Input rows
-- Start --

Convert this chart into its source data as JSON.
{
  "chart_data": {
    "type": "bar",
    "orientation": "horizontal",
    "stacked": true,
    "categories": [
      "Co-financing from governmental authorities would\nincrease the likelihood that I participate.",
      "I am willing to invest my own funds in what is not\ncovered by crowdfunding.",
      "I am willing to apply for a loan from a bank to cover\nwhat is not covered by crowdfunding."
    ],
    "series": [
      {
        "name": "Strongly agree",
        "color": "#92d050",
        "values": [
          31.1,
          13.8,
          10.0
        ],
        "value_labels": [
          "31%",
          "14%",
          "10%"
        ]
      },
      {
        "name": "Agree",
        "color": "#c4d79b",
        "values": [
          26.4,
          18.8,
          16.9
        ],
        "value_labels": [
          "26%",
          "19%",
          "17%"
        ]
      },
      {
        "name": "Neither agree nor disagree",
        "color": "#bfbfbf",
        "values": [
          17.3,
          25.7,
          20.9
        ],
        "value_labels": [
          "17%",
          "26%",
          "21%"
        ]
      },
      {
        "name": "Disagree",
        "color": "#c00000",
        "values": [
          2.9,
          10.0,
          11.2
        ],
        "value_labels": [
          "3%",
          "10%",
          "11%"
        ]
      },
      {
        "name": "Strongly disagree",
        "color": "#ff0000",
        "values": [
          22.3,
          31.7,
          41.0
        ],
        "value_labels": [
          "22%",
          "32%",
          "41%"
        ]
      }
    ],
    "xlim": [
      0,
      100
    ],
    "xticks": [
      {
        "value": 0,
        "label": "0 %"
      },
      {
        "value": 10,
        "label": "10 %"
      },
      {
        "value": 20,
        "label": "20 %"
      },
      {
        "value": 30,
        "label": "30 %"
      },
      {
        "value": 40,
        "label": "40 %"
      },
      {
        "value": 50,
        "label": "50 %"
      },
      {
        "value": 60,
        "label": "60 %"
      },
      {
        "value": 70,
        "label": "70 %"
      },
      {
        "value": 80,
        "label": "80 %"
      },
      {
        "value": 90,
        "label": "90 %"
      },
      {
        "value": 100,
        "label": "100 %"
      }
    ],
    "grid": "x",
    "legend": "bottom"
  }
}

-- End --

Objective
What is the number of lines in the records that contain "willing"? Give that number only.

Response below
2